• **Stated task 1**:
Can you extract, word for word, the stretch from "6. The Commission" through "type of issue." in the submission on the Commission's intervention?

** start Extract provided **

6. The Commission submits that, based on an assessment of the aforementioned factors, the Court should grant the Commission leave to intervene in these proceedings.

7. First, the Commission has a real, substantial, and identifiable interest in the matter. The Commission is statutorily mandated, under the Human Rights Code, R.S.O. 1990, c. H-19, as amended, to protect human rights in Ontario and has been doing so for nearly 50 years. Given the recent changes to the human rights regime in Ontario, the Commission’s role has moved from one of processing individual complaints to focusing on systemic and public interest discrimination issues. It is respectfully submitted that the matter before this Court is precisely this type of issue.

8. The matter before this Court raises an issue of competing rights. On the one hand, the complainant is being forced to remove her niqab or veil, which she wears pursuant to her religious beliefs. On the other hand, the defendants believe that their right to full answer and defence would be circumscribed by an inability to question the complainant without her veil. The Commission is uniquely positioned to provide the Court with a perspective as to the analysis required when faced with two potentially competing rights.

9. Second, the issues that arise are a matter of public policy and public interest. Issues of competing rights arise with increasing frequency in the context of human rights and constitutional law litigation. A decision in the matter before this court will not only have specific application in this case, but will have broader ramifications in determining how to balance religious beliefs against other rights. In this religiously and culturally diverse city and province, this type of issue will continue to arise in various forms and venues. While a decision in this matter will directly affect Muslim women who wear a niqab, the Court’s analysis and reasoning will also impact other cases of religious accommodation and the nature and extent of religious accommodation provided in our courtrooms.

** end Extract provided **
** start Record extracts **

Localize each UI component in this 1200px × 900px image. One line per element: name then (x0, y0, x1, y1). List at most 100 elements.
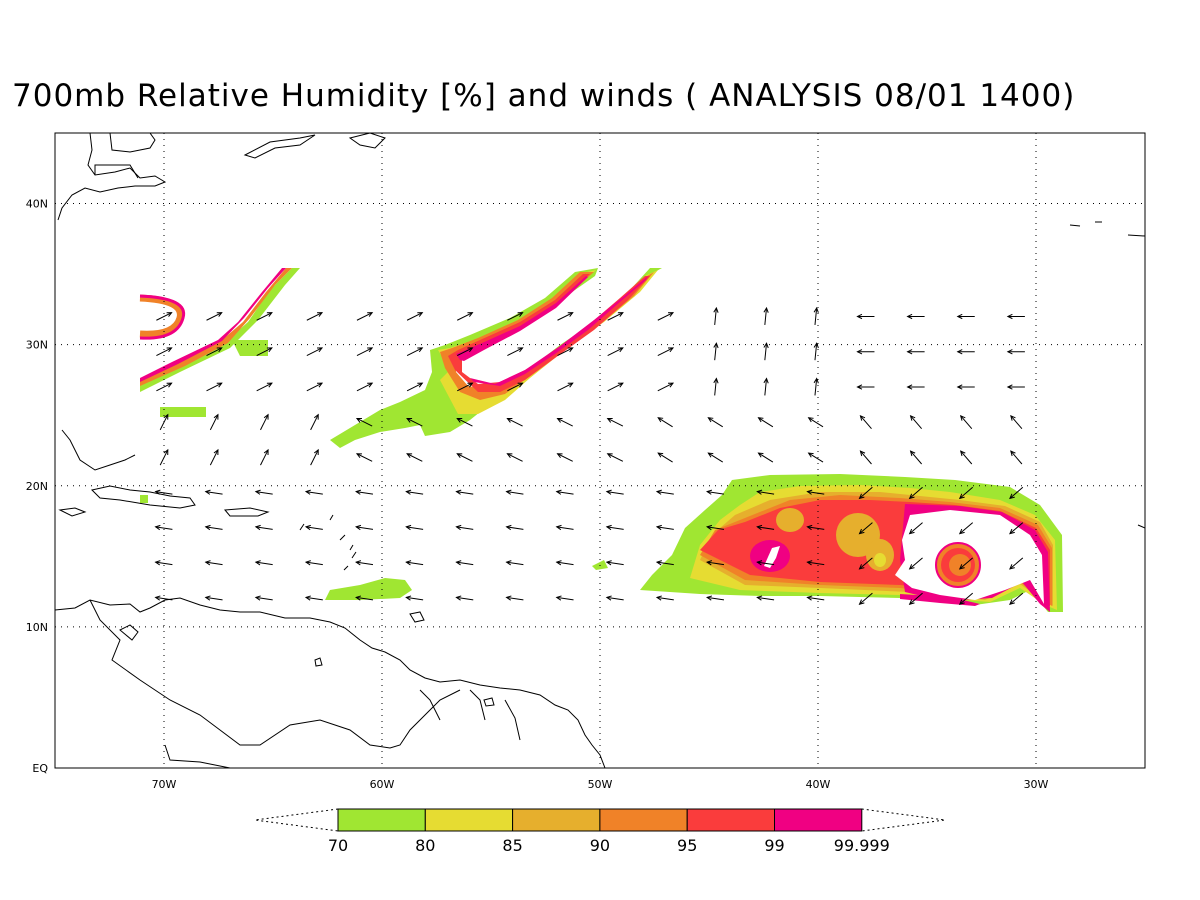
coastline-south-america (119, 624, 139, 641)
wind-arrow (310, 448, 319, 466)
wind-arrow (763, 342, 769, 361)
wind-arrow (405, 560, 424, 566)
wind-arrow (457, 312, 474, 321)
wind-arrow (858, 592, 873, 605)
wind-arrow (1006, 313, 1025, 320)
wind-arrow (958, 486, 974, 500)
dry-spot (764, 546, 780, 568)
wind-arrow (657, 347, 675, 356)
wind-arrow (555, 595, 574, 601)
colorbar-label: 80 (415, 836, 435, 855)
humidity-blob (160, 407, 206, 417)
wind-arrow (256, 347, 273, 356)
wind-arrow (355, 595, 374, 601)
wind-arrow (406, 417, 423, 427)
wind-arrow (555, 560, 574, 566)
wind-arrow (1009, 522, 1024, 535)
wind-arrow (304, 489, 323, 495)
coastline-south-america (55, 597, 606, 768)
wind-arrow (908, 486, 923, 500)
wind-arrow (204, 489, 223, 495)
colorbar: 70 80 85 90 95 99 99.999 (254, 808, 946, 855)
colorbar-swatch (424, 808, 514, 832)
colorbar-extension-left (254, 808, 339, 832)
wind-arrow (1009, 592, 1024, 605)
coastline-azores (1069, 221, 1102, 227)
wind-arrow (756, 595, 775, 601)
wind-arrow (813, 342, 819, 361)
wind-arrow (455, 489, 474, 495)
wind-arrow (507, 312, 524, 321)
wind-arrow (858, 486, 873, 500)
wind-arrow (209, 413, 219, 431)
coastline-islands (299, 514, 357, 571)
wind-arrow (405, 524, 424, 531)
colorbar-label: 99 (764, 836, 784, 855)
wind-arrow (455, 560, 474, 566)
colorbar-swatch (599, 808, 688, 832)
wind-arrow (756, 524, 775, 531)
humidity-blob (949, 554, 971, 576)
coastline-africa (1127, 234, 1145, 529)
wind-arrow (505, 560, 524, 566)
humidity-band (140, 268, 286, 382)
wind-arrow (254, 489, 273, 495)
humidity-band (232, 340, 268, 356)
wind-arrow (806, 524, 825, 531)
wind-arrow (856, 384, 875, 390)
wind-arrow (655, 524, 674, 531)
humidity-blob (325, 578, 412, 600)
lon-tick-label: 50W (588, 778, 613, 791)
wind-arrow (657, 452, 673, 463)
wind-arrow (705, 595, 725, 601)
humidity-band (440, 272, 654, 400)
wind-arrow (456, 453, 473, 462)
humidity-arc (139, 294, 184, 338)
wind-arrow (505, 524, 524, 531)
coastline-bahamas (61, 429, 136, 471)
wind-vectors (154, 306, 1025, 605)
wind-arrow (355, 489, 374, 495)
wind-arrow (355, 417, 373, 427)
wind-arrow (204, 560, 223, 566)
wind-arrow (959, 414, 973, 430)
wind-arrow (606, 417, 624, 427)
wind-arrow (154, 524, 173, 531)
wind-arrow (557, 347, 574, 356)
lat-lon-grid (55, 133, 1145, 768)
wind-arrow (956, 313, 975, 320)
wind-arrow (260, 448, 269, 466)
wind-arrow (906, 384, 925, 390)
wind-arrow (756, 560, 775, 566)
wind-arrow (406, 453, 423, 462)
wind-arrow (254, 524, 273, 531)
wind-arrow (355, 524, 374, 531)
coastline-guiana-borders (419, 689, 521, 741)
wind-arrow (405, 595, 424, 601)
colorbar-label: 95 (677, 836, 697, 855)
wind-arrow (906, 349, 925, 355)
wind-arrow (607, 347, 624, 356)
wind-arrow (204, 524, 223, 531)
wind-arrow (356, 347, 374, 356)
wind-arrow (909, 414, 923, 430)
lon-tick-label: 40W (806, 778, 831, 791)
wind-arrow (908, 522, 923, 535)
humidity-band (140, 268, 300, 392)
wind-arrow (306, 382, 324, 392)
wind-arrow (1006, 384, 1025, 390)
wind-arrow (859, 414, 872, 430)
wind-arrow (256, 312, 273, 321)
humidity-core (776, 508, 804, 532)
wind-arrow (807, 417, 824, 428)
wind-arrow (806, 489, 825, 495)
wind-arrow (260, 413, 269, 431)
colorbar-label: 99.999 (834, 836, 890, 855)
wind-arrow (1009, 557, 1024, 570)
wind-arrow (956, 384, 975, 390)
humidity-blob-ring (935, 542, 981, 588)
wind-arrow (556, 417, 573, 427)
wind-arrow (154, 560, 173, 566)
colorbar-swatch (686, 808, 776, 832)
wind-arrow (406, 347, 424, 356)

** end Record extracts **
** start Record extracts **

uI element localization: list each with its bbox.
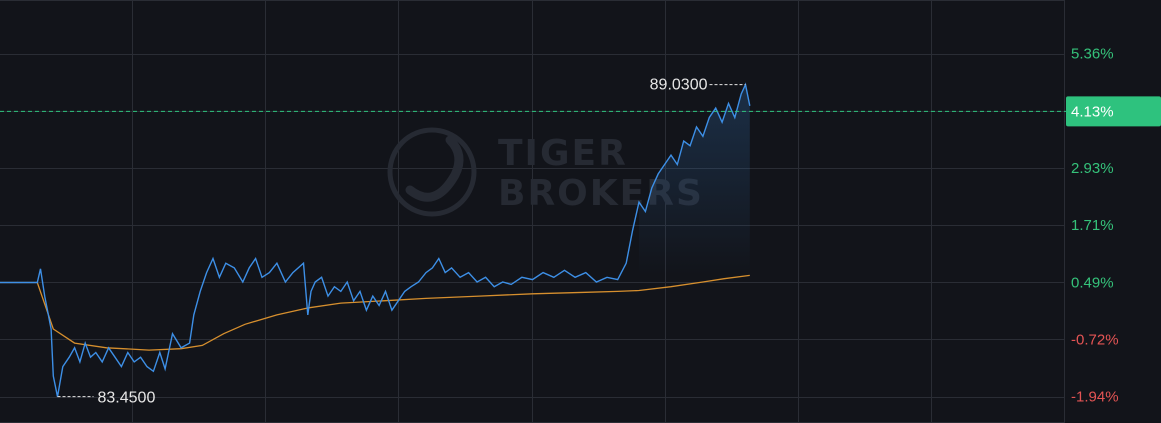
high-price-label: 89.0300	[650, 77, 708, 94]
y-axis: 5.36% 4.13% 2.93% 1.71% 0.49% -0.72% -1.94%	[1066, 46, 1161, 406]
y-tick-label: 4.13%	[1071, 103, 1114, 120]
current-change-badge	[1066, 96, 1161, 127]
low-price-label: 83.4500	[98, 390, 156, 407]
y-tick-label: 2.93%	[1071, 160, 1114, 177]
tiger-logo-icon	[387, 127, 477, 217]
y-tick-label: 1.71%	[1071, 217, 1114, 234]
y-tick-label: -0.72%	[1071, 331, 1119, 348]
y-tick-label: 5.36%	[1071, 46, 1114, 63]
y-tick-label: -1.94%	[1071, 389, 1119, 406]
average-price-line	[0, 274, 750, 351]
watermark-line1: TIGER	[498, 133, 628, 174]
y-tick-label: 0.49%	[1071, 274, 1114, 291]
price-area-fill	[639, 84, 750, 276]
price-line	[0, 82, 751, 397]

** end Record extracts **
** start Record extracts **

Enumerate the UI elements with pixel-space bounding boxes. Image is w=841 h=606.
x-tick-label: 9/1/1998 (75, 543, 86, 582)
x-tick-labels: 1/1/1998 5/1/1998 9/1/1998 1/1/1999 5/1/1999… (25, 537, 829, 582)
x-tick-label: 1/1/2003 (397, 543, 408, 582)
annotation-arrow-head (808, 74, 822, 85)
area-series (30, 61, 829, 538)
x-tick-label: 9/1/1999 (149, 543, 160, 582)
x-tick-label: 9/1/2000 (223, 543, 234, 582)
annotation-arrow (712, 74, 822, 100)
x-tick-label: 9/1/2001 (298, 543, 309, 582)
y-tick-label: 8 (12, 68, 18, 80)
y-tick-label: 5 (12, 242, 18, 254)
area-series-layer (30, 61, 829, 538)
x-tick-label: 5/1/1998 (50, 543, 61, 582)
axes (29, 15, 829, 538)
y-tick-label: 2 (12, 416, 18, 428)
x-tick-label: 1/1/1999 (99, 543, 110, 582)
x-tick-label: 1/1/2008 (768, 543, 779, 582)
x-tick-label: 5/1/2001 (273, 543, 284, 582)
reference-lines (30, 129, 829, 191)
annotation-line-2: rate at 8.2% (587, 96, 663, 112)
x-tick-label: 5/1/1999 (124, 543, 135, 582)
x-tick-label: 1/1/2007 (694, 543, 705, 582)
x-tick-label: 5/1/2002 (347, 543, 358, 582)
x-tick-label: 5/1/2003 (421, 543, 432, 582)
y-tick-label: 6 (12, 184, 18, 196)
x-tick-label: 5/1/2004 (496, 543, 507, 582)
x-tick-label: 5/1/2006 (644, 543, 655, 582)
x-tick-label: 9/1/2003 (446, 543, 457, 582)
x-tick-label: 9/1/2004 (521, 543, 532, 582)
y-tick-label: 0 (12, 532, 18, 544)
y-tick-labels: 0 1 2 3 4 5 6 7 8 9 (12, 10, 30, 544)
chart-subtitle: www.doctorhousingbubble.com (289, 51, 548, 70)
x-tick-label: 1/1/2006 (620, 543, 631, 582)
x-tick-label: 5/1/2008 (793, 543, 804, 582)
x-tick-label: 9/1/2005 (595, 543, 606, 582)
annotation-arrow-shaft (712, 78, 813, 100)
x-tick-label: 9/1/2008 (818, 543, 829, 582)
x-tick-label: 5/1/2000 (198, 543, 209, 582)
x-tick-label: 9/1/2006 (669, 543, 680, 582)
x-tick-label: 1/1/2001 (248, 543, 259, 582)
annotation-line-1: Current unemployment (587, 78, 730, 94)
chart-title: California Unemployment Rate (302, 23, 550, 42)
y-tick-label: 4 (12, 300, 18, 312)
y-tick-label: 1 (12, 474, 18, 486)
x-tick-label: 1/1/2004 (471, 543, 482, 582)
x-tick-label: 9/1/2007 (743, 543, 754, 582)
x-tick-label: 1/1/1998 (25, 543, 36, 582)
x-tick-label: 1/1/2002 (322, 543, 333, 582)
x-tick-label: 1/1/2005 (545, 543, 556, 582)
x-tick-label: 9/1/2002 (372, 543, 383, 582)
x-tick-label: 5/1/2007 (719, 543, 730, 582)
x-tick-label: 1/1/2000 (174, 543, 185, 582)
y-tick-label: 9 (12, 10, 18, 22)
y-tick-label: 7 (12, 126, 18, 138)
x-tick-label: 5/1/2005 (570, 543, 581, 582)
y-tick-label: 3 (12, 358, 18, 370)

** end Record extracts **

• **Stated task 2**:
Can you copy, unchanged, the stretch of the records from the line containing "77, 708, 94]" through the line containing "82, 751, 397]"?

• **Written reply 1**:
6. The Commission submits that, based on an assessment of the aforementioned factors, the Court should grant the Commission leave to intervene in these proceedings.

7. First, the Commission has a real, substantial, and identifiable interest in the matter. The Commission is statutorily mandated, under the Human Rights Code, R.S.O. 1990, c. H-19, as amended, to protect human rights in Ontario and has been doing so for nearly 50 years. Given the recent changes to the human rights regime in Ontario, the Commission’s role has moved from one of processing individual complaints to focusing on systemic and public interest discrimination issues. It is respectfully submitted that the matter before this Court is precisely this type of issue.

• **Written reply 2**:
high-price-label: 89.0300	[650, 77, 708, 94]
y-axis: 5.36% 4.13% 2.93% 1.71% 0.49% -0.72% -1.94%	[1066, 46, 1161, 406]
y-tick-label: 4.13%	[1071, 103, 1114, 120]
current-change-badge	[1066, 96, 1161, 127]
low-price-label: 83.4500	[98, 390, 156, 407]
y-tick-label: 2.93%	[1071, 160, 1114, 177]
tiger-logo-icon	[387, 127, 477, 217]
y-tick-label: 1.71%	[1071, 217, 1114, 234]
y-tick-label: -0.72%	[1071, 331, 1119, 348]
y-tick-label: 5.36%	[1071, 46, 1114, 63]
y-tick-label: -1.94%	[1071, 389, 1119, 406]
average-price-line	[0, 274, 750, 351]
watermark-line1: TIGER	[498, 133, 628, 174]
y-tick-label: 0.49%	[1071, 274, 1114, 291]
price-area-fill	[639, 84, 750, 276]
price-line	[0, 82, 751, 397]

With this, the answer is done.